Undiagnosed congenital heart disease. His heart has dodgy plumbing. Scrambled before birth. The blueprints weren’t followed. A decent baby check would have spotted this. Most likely his oxygen levels have been fine for years. But a stethoscope placed on his heart even in those early days would have trumpeted the plumbing issue. If a decent plumber had been called, back in the day, the problem might have been fixable. But more on that later.

Back in present day Zambia we now have some options. Our state of the art, shiny new hospital lets me look inside of Peter’s heart. To see how it’s built and to see why Peter’s heart has gone south. A fancy cardiac ultrasound machine looks at his heart muscle, valves and blood flow. An ECG checks out the heart electrics. Shining a light on Peter’s dark cardiac health. I ask the staff to give Peter some diuretics to nudge his heart in the right direction and reluctantly leave the hospital. My carriage awaits and I can’t risk it turning back into a pumpkin. We have staff to move around the community.

Peter appears to be up a brown murky creek. His paddle is floating hopelessly in the opposite direction. There is nobody willing, or able, to jump out and retrieve the paddle. Despair is our overriding emotion. Keith and I share our very short list of bright ideas as we drive away. We resolve to phone a friend as we stop to pick up our tired, overheated, community staff.

:: Dataset entries ::

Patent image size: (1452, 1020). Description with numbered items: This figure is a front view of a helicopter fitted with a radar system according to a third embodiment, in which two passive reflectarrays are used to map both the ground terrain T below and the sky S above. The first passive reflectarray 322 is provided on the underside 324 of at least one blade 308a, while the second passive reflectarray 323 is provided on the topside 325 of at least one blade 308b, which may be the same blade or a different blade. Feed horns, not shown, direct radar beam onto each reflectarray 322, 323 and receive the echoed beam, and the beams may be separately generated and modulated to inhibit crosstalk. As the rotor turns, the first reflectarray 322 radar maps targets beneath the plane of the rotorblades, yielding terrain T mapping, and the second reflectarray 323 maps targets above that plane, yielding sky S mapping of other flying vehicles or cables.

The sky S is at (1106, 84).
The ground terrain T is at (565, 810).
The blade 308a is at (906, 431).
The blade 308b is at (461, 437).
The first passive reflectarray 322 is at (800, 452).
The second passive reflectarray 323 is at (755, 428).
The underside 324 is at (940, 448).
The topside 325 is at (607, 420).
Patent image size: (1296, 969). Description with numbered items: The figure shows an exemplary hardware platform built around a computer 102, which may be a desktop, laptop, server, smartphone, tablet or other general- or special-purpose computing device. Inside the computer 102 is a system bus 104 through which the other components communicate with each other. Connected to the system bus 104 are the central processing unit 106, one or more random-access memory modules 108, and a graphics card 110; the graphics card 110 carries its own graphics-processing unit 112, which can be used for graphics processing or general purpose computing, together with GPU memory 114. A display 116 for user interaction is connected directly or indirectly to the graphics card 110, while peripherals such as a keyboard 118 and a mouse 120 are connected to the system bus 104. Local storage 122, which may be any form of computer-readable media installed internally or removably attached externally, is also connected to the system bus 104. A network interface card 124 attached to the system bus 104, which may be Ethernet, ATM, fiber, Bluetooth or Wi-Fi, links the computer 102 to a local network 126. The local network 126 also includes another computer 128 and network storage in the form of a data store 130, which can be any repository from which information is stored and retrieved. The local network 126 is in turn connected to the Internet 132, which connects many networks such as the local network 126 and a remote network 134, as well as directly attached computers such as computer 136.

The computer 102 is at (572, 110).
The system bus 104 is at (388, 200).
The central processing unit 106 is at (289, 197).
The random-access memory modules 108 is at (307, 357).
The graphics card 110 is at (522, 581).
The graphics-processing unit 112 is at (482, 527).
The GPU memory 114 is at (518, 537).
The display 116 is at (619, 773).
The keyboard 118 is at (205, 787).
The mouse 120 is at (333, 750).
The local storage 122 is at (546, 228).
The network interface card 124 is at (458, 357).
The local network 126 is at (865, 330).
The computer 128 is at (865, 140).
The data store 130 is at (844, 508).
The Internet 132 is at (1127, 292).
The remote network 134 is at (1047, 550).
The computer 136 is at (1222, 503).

:: Problem 1 ::
Answer these questions from the passage about Peter's heart.
(a) What kind of check does the passage say would have spotted Peter's condition?
(b) What does the ECG check?
(c) What do Keith and the narrator resolve to do as they stop to pick up the community staff?
:: Problem 2 ::
Rewrite the paragraph of the passage about Peter's heart that begins "Back in present day Zambia" as a short list of its main facts.

:: Your solution 1 ::
(a) A decent baby check.
(b) The heart electrics.
(c) They resolve to phone a friend.

:: Your solution 2 ::
- There are now some options in present-day Zambia.
- The new hospital lets the narrator look inside Peter's heart to see how it is built and why it has gone south.
- A cardiac ultrasound machine looks at his heart muscle, valves and blood flow.
- An ECG checks the heart electrics.
- The narrator asks the staff to give Peter diuretics, then reluctantly leaves the hospital.
- There are staff to move around the community.